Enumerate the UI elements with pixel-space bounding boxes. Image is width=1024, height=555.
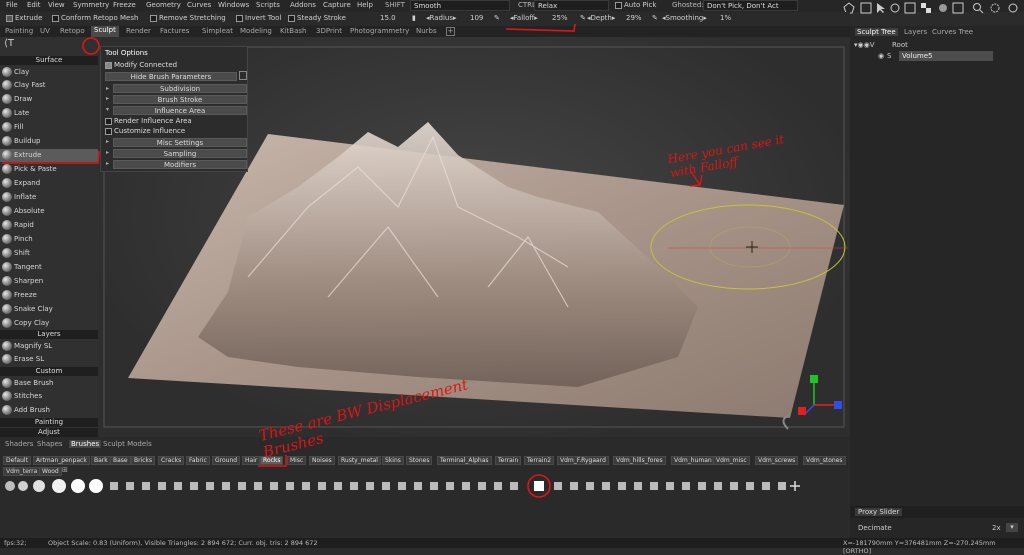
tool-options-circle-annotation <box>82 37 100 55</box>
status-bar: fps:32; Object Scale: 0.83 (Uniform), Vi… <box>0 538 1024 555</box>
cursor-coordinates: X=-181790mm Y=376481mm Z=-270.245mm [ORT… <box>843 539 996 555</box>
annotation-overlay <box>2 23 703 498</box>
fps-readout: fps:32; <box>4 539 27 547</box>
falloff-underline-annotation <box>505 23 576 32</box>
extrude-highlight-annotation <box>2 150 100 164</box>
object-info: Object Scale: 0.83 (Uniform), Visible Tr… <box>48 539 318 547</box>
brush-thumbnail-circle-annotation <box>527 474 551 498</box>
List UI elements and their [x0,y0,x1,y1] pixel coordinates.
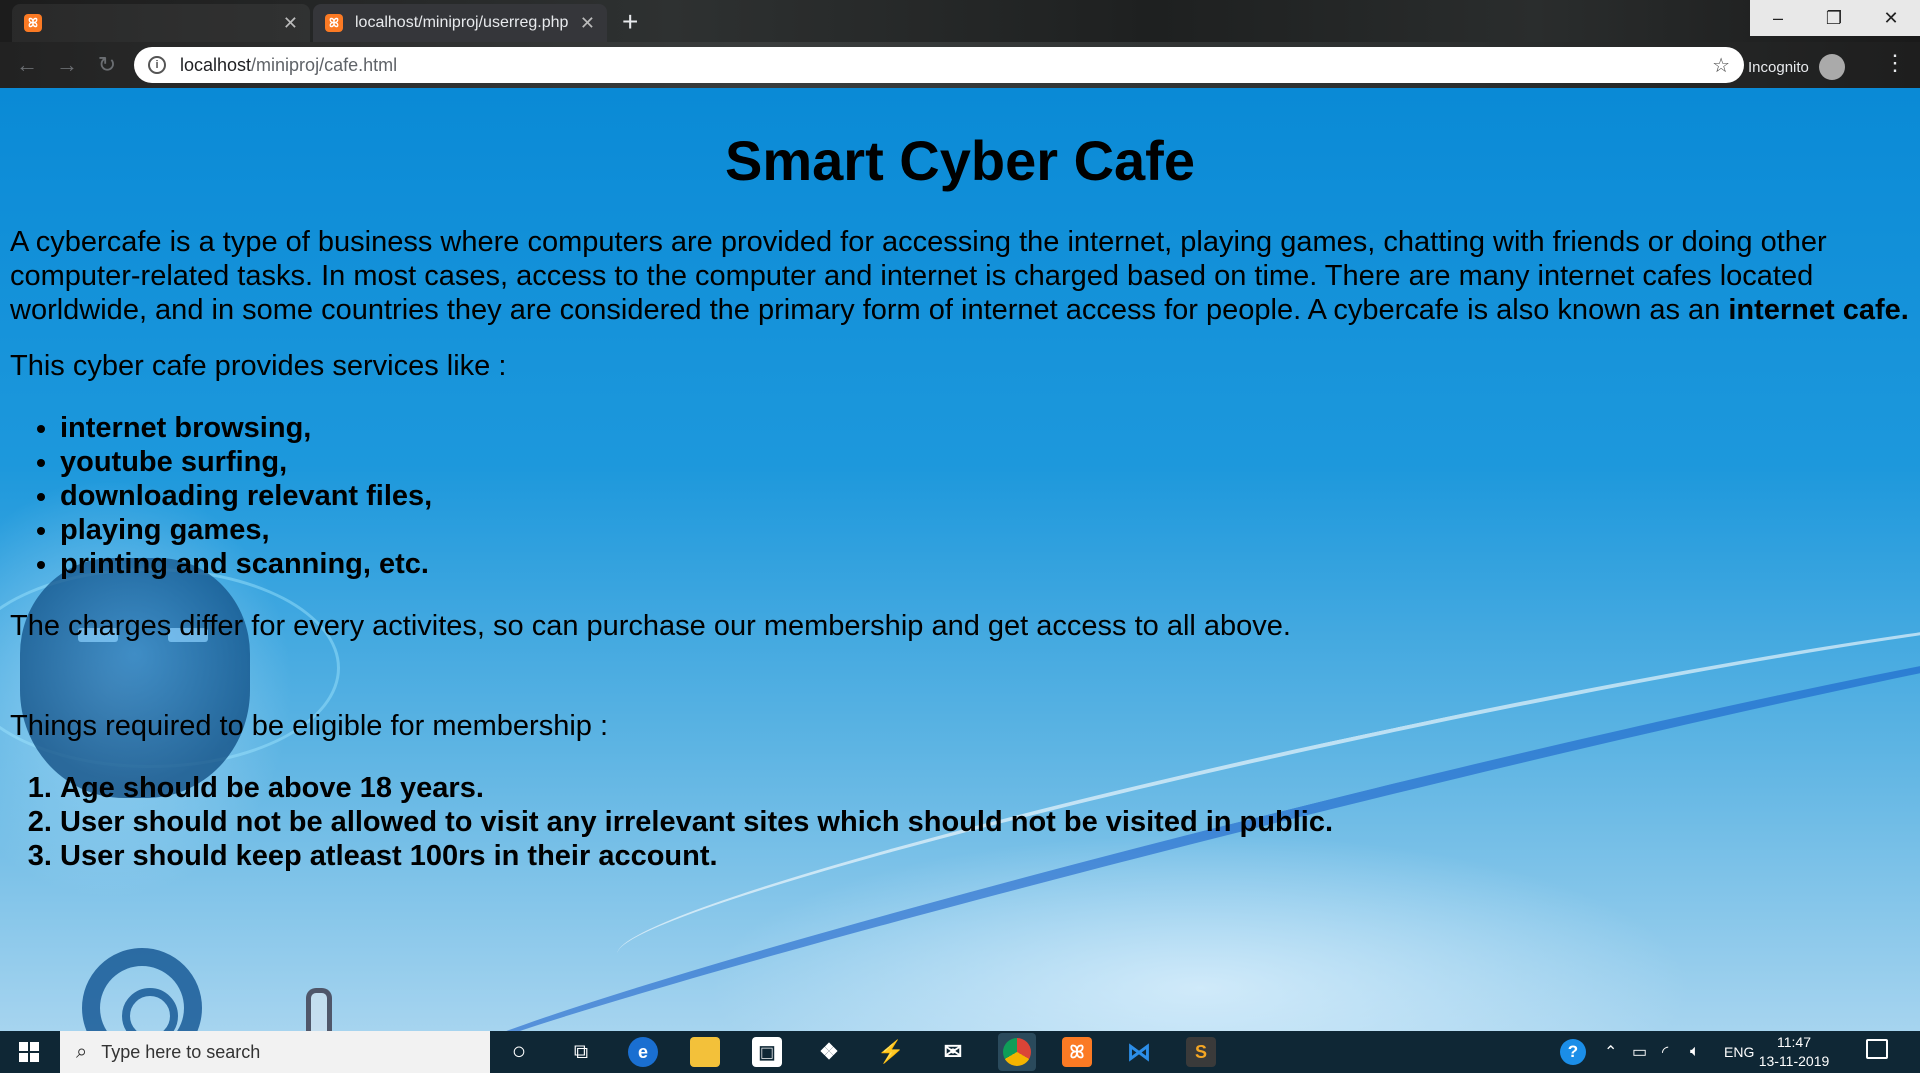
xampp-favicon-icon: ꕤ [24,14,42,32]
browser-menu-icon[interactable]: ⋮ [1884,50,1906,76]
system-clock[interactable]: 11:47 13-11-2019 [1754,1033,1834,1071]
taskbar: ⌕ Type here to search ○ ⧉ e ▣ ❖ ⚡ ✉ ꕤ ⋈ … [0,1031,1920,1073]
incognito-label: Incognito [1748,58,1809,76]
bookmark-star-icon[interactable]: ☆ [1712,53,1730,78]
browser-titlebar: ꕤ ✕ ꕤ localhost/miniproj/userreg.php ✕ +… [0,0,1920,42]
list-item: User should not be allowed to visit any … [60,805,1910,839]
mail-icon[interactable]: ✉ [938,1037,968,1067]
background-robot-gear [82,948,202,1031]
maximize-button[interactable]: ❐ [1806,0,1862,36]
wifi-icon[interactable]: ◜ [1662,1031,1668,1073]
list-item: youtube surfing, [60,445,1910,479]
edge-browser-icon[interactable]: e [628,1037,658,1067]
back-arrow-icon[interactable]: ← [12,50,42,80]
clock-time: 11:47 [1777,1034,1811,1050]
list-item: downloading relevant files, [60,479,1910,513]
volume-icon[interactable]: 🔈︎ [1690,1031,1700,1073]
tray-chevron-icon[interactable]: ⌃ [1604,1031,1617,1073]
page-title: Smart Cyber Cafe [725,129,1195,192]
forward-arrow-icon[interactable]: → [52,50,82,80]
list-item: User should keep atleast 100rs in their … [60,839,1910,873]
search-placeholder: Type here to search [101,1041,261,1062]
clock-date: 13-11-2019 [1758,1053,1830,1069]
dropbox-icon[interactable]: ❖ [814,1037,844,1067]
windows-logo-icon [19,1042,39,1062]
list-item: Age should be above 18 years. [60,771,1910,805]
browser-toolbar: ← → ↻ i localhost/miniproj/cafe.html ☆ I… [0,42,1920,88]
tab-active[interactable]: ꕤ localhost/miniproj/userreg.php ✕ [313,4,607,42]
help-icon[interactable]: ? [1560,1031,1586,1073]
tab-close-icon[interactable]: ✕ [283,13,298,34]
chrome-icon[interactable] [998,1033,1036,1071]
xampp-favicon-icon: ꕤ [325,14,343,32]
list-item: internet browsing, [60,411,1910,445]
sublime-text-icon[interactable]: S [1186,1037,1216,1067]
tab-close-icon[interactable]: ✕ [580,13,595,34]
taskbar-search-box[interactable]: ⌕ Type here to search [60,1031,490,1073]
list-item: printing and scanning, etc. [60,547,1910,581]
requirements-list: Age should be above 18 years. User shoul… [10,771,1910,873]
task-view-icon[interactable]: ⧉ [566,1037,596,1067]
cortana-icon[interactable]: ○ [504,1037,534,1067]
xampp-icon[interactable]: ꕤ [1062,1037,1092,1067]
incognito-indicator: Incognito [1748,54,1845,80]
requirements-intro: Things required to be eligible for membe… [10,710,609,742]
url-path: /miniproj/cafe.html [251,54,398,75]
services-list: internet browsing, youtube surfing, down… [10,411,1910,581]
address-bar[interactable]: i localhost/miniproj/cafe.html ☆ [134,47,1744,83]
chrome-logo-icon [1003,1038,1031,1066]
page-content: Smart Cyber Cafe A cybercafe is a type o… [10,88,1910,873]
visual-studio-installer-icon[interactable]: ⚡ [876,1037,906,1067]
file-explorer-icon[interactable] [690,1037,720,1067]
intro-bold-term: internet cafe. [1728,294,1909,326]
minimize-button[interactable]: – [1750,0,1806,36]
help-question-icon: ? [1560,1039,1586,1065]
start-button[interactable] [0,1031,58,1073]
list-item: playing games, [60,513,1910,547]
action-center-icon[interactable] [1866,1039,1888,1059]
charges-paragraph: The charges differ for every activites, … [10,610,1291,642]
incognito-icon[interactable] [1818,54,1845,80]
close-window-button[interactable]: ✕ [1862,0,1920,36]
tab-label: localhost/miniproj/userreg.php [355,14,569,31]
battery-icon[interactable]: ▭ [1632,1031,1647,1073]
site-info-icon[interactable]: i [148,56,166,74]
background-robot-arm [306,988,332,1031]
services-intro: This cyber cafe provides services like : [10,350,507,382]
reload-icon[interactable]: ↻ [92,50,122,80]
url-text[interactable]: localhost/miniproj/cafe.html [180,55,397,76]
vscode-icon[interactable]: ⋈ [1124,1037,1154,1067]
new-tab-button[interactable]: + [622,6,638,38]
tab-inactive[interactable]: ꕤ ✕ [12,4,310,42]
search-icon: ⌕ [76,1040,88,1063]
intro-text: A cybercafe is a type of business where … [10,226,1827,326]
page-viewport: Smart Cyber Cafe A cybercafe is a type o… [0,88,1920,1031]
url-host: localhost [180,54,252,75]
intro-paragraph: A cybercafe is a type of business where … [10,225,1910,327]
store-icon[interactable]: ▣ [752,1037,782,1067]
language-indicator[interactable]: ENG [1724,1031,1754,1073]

___

Exercise description: Copy out everything from the line that contains "xampp-favicon-icon: ꕤ [24,14,42,32]" down to the line that contains "wifi-icon[interactable]: ◜ [1662,1031,1668,1073]", both included, exactly as each one reads.

Response:
xampp-favicon-icon: ꕤ [24,14,42,32]
browser-menu-icon[interactable]: ⋮ [1884,50,1906,76]
system-clock[interactable]: 11:47 13-11-2019 [1754,1033,1834,1071]
taskbar: ⌕ Type here to search ○ ⧉ e ▣ ❖ ⚡ ✉ ꕤ ⋈ … [0,1031,1920,1073]
incognito-label: Incognito [1748,58,1809,76]
bookmark-star-icon[interactable]: ☆ [1712,53,1730,78]
browser-titlebar: ꕤ ✕ ꕤ localhost/miniproj/userreg.php ✕ +… [0,0,1920,42]
list-item: User should not be allowed to visit any … [60,805,1910,839]
mail-icon[interactable]: ✉ [938,1037,968,1067]
background-robot-gear [82,948,202,1031]
maximize-button[interactable]: ❐ [1806,0,1862,36]
wifi-icon[interactable]: ◜ [1662,1031,1668,1073]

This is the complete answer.